- [What you are asked to do] List each line of the data that holds the word "grid".

- [Dataset listings of figures]
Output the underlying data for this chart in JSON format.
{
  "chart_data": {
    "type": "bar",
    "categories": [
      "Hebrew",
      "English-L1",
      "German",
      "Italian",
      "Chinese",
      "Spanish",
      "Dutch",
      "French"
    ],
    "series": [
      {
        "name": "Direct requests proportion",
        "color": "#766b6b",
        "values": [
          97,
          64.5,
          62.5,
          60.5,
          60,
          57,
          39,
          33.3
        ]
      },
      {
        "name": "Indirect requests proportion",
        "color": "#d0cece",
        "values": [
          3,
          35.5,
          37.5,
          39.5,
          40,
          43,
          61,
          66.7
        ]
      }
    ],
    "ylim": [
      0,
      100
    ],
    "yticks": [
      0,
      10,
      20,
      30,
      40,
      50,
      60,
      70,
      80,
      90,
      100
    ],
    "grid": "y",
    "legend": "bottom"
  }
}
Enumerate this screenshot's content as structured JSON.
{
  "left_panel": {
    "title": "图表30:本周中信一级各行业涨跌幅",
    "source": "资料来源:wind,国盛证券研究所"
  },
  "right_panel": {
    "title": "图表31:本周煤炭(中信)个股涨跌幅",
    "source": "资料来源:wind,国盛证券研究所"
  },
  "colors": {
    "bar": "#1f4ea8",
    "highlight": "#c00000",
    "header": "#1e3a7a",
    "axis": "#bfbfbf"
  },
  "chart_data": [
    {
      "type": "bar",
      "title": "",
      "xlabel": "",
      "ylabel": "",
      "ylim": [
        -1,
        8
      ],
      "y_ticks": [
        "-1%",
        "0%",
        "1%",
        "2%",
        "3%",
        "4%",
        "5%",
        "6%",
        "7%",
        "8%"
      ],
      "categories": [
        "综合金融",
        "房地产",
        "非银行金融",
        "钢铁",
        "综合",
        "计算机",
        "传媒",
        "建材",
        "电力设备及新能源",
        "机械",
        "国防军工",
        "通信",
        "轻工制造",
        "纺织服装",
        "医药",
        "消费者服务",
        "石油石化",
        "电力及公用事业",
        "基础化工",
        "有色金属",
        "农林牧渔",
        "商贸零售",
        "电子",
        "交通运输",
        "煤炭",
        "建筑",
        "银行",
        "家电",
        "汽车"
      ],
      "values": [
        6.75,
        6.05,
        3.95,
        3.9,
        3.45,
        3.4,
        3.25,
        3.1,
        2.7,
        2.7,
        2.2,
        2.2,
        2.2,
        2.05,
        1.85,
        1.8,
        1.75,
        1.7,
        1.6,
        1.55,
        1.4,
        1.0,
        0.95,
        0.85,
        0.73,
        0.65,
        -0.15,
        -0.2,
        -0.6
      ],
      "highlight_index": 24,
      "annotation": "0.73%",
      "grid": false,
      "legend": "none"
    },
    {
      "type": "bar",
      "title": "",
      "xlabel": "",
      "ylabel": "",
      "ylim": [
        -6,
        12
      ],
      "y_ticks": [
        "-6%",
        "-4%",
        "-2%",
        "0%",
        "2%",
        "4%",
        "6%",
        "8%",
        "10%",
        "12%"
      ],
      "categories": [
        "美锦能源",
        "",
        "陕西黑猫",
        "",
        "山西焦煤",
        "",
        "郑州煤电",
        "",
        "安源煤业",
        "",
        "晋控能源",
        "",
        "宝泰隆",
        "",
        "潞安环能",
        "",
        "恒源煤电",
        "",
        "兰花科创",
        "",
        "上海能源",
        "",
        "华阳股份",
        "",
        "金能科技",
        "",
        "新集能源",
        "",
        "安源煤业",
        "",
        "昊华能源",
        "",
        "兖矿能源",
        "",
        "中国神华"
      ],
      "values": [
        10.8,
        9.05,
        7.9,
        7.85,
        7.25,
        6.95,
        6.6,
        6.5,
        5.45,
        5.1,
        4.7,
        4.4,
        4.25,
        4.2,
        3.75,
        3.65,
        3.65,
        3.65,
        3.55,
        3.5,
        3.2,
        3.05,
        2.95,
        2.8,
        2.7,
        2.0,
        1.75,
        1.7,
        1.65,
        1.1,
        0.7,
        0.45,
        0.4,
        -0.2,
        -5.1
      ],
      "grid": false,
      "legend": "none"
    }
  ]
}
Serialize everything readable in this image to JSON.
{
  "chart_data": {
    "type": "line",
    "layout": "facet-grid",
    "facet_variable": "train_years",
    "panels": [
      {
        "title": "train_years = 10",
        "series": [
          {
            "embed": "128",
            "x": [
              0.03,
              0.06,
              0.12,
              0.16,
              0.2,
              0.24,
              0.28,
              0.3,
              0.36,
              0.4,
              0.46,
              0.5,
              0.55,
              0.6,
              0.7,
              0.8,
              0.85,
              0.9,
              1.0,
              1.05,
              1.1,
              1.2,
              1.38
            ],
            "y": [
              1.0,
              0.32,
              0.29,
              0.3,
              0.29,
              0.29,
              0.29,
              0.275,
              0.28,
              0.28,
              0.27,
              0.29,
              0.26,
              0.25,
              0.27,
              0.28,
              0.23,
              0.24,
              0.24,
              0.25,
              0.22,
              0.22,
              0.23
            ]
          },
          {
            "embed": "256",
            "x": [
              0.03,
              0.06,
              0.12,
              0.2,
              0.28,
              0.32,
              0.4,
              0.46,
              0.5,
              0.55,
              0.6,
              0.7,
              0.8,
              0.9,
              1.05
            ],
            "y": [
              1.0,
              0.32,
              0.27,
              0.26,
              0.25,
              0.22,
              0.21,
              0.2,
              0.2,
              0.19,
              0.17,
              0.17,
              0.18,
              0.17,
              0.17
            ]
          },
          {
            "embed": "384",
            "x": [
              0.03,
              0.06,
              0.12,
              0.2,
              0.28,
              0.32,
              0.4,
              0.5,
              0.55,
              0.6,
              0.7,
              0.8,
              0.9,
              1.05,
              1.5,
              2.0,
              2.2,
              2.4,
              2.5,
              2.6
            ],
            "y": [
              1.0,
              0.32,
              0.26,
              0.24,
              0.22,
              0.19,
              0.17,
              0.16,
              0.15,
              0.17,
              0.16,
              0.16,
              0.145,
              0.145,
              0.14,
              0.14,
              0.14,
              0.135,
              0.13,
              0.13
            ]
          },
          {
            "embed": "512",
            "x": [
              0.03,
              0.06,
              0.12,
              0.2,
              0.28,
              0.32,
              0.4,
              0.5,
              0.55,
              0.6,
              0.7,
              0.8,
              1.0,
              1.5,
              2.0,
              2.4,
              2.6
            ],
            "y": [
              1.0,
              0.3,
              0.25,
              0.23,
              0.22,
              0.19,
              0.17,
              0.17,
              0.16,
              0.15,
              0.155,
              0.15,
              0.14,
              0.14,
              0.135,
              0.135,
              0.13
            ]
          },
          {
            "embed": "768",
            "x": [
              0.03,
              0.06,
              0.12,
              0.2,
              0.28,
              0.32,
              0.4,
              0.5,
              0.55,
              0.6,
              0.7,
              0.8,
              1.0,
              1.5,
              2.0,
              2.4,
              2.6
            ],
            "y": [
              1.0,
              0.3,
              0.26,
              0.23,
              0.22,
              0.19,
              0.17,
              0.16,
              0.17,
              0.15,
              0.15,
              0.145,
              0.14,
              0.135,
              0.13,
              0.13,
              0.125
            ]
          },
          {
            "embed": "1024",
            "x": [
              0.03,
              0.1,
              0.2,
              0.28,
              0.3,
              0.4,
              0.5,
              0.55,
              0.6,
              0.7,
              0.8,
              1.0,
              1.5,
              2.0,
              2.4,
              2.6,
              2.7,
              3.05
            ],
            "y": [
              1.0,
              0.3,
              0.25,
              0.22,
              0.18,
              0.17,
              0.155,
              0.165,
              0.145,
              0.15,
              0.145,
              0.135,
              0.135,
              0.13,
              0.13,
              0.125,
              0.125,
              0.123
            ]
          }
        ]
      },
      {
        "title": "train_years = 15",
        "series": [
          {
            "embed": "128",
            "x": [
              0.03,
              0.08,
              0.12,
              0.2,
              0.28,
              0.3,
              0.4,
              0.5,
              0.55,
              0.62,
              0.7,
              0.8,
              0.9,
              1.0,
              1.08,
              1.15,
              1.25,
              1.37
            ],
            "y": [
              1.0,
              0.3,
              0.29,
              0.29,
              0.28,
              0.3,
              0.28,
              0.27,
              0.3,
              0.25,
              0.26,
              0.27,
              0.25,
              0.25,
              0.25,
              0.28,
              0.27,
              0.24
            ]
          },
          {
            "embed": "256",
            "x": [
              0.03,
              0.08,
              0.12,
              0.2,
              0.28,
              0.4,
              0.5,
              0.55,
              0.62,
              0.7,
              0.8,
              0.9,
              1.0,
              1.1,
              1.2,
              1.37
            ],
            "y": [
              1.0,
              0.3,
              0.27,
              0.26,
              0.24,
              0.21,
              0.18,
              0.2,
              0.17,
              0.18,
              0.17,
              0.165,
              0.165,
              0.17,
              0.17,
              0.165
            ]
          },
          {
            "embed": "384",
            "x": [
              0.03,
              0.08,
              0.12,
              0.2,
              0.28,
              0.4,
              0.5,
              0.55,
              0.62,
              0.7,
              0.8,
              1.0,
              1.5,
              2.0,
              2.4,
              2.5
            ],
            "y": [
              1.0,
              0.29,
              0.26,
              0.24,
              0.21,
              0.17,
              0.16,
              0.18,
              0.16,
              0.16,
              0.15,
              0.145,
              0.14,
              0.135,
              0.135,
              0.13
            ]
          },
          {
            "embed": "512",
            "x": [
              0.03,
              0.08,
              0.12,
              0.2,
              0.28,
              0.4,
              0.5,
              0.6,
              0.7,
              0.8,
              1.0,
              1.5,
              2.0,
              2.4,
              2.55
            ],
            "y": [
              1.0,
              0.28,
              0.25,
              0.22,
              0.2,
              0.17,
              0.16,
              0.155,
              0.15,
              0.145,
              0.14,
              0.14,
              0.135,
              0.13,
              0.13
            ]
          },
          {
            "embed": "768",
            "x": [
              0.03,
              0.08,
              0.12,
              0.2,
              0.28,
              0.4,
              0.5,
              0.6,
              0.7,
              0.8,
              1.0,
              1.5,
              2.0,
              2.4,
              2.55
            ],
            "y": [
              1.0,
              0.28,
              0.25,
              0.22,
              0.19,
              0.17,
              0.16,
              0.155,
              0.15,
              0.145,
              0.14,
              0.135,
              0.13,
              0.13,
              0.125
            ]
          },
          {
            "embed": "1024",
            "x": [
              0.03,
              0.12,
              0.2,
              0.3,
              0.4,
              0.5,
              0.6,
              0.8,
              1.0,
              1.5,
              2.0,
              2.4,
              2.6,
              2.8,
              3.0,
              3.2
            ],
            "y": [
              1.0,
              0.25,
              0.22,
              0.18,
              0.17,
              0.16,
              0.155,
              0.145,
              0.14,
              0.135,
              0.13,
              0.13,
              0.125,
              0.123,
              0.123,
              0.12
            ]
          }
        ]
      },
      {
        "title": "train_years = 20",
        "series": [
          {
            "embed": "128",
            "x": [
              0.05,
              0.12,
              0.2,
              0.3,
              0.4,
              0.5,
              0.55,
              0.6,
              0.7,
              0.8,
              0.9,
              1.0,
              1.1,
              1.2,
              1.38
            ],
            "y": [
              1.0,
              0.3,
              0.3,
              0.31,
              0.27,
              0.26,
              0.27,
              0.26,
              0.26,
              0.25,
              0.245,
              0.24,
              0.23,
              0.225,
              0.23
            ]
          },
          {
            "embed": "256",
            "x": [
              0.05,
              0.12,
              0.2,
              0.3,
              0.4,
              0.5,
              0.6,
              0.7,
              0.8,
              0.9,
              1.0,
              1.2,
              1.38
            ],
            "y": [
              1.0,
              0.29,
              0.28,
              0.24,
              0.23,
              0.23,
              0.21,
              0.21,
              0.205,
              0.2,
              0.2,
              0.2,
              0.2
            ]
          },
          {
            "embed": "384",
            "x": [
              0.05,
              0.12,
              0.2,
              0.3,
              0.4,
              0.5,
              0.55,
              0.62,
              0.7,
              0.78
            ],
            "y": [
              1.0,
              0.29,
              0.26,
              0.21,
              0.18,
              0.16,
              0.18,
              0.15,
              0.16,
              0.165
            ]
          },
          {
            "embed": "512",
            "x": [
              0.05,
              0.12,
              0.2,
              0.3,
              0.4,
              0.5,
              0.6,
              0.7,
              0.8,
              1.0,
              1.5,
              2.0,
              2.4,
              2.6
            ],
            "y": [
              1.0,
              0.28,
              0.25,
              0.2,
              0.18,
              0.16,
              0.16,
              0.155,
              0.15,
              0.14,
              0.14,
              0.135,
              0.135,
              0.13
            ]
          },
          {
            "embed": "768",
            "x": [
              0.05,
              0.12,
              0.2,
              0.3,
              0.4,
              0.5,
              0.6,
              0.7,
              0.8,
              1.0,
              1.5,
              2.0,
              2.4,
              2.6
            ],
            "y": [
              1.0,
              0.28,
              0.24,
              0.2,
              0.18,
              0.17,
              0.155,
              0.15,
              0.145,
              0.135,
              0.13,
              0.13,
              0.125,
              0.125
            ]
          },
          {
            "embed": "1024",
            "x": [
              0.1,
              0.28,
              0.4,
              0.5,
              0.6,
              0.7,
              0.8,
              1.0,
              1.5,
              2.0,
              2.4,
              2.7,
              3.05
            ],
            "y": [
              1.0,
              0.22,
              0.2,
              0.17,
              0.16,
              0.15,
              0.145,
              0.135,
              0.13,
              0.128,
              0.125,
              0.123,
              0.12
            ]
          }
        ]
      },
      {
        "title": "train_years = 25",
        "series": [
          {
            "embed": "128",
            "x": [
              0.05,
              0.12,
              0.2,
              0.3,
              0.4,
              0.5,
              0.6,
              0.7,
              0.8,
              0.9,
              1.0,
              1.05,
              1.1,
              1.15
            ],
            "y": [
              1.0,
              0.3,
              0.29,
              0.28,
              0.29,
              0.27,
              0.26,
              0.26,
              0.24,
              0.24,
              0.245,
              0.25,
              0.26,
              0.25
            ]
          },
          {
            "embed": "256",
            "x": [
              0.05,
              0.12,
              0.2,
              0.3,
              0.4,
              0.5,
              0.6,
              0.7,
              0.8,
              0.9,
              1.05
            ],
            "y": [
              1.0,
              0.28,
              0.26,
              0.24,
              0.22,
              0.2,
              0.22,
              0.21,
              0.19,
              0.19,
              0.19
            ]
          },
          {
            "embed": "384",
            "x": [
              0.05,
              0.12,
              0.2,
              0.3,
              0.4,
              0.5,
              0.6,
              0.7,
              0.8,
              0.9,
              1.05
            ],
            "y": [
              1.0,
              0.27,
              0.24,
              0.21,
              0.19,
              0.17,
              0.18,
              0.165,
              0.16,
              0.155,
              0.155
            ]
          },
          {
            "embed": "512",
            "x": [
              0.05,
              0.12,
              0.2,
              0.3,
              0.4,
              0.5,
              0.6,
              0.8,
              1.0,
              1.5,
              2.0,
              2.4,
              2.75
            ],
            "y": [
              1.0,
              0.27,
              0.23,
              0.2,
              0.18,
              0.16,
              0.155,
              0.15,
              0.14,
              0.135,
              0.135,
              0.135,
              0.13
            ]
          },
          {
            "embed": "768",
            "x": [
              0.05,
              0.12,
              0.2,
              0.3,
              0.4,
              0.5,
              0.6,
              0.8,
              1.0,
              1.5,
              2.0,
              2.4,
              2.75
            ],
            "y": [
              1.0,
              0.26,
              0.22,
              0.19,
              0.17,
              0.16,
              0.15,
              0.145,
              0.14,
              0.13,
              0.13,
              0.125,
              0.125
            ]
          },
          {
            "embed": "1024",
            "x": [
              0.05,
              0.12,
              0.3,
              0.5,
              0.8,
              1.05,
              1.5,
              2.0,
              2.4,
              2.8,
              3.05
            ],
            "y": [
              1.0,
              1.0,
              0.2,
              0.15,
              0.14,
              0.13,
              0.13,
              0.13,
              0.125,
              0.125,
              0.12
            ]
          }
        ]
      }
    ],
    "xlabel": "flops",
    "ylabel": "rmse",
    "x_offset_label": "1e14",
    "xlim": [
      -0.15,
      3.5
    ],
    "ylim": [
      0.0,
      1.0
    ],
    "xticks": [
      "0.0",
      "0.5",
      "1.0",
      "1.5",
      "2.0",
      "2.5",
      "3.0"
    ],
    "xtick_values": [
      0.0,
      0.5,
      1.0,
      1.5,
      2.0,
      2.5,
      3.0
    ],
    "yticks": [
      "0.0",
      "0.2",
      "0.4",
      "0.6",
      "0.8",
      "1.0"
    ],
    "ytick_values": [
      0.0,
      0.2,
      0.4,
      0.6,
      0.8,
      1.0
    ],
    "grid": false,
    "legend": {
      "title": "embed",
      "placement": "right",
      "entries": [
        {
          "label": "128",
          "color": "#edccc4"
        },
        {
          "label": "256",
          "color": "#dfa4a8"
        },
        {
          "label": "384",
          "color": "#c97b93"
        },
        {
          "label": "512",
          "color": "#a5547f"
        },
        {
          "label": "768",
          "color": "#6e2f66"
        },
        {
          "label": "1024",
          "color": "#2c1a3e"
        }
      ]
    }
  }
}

- [Reply]
    "grid": "y",
      "grid": false,
      "grid": false,
    "layout": "facet-grid",
    "grid": false,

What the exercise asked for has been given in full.